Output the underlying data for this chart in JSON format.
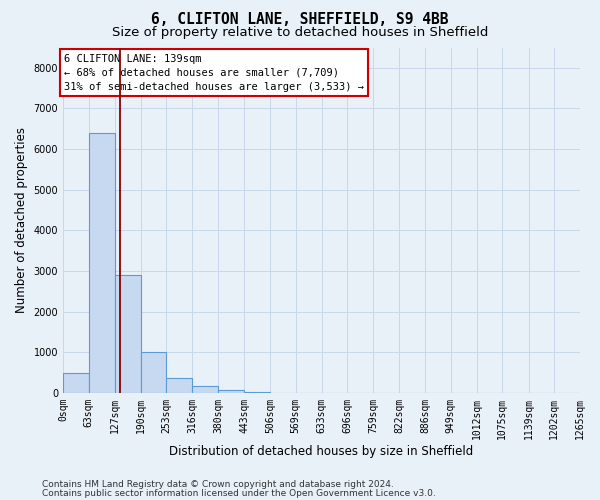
{
  "title_line1": "6, CLIFTON LANE, SHEFFIELD, S9 4BB",
  "title_line2": "Size of property relative to detached houses in Sheffield",
  "xlabel": "Distribution of detached houses by size in Sheffield",
  "ylabel": "Number of detached properties",
  "footer_line1": "Contains HM Land Registry data © Crown copyright and database right 2024.",
  "footer_line2": "Contains public sector information licensed under the Open Government Licence v3.0.",
  "annotation_title": "6 CLIFTON LANE: 139sqm",
  "annotation_line2": "← 68% of detached houses are smaller (7,709)",
  "annotation_line3": "31% of semi-detached houses are larger (3,533) →",
  "property_size": 139,
  "bin_edges": [
    0,
    63,
    127,
    190,
    253,
    316,
    380,
    443,
    506,
    569,
    633,
    696,
    759,
    822,
    886,
    949,
    1012,
    1075,
    1139,
    1202,
    1265
  ],
  "bin_labels": [
    "0sqm",
    "63sqm",
    "127sqm",
    "190sqm",
    "253sqm",
    "316sqm",
    "380sqm",
    "443sqm",
    "506sqm",
    "569sqm",
    "633sqm",
    "696sqm",
    "759sqm",
    "822sqm",
    "886sqm",
    "949sqm",
    "1012sqm",
    "1075sqm",
    "1139sqm",
    "1202sqm",
    "1265sqm"
  ],
  "bar_heights": [
    480,
    6400,
    2900,
    1000,
    370,
    160,
    70,
    30,
    5,
    0,
    0,
    0,
    0,
    0,
    0,
    0,
    0,
    0,
    0,
    0
  ],
  "bar_color": "#c6d9f0",
  "bar_edge_color": "#5b9bd5",
  "vline_color": "#8b0000",
  "ylim": [
    0,
    8500
  ],
  "yticks": [
    0,
    1000,
    2000,
    3000,
    4000,
    5000,
    6000,
    7000,
    8000
  ],
  "grid_color": "#c8d8ea",
  "background_color": "#e8f0f8",
  "axes_background_color": "#e8f0f8",
  "annotation_box_color": "#ffffff",
  "annotation_box_edge_color": "#cc0000",
  "title_fontsize": 10.5,
  "subtitle_fontsize": 9.5,
  "label_fontsize": 8.5,
  "tick_fontsize": 7,
  "footer_fontsize": 6.5
}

» WORK TO COMPLETE:
Copy every line above word for word and exclude the pictures.

» REPLY TO THE EXERCISE:
Output the underlying data for this chart in JSON format.
{
  "title_line1": "6, CLIFTON LANE, SHEFFIELD, S9 4BB",
  "title_line2": "Size of property relative to detached houses in Sheffield",
  "xlabel": "Distribution of detached houses by size in Sheffield",
  "ylabel": "Number of detached properties",
  "footer_line1": "Contains HM Land Registry data © Crown copyright and database right 2024.",
  "footer_line2": "Contains public sector information licensed under the Open Government Licence v3.0.",
  "annotation_title": "6 CLIFTON LANE: 139sqm",
  "annotation_line2": "← 68% of detached houses are smaller (7,709)",
  "annotation_line3": "31% of semi-detached houses are larger (3,533) →",
  "property_size": 139,
  "bin_edges": [
    0,
    63,
    127,
    190,
    253,
    316,
    380,
    443,
    506,
    569,
    633,
    696,
    759,
    822,
    886,
    949,
    1012,
    1075,
    1139,
    1202,
    1265
  ],
  "bin_labels": [
    "0sqm",
    "63sqm",
    "127sqm",
    "190sqm",
    "253sqm",
    "316sqm",
    "380sqm",
    "443sqm",
    "506sqm",
    "569sqm",
    "633sqm",
    "696sqm",
    "759sqm",
    "822sqm",
    "886sqm",
    "949sqm",
    "1012sqm",
    "1075sqm",
    "1139sqm",
    "1202sqm",
    "1265sqm"
  ],
  "bar_heights": [
    480,
    6400,
    2900,
    1000,
    370,
    160,
    70,
    30,
    5,
    0,
    0,
    0,
    0,
    0,
    0,
    0,
    0,
    0,
    0,
    0
  ],
  "bar_color": "#c6d9f0",
  "bar_edge_color": "#5b9bd5",
  "vline_color": "#8b0000",
  "ylim": [
    0,
    8500
  ],
  "yticks": [
    0,
    1000,
    2000,
    3000,
    4000,
    5000,
    6000,
    7000,
    8000
  ],
  "grid_color": "#c8d8ea",
  "background_color": "#e8f0f8",
  "axes_background_color": "#e8f0f8",
  "annotation_box_color": "#ffffff",
  "annotation_box_edge_color": "#cc0000",
  "title_fontsize": 10.5,
  "subtitle_fontsize": 9.5,
  "label_fontsize": 8.5,
  "tick_fontsize": 7,
  "footer_fontsize": 6.5
}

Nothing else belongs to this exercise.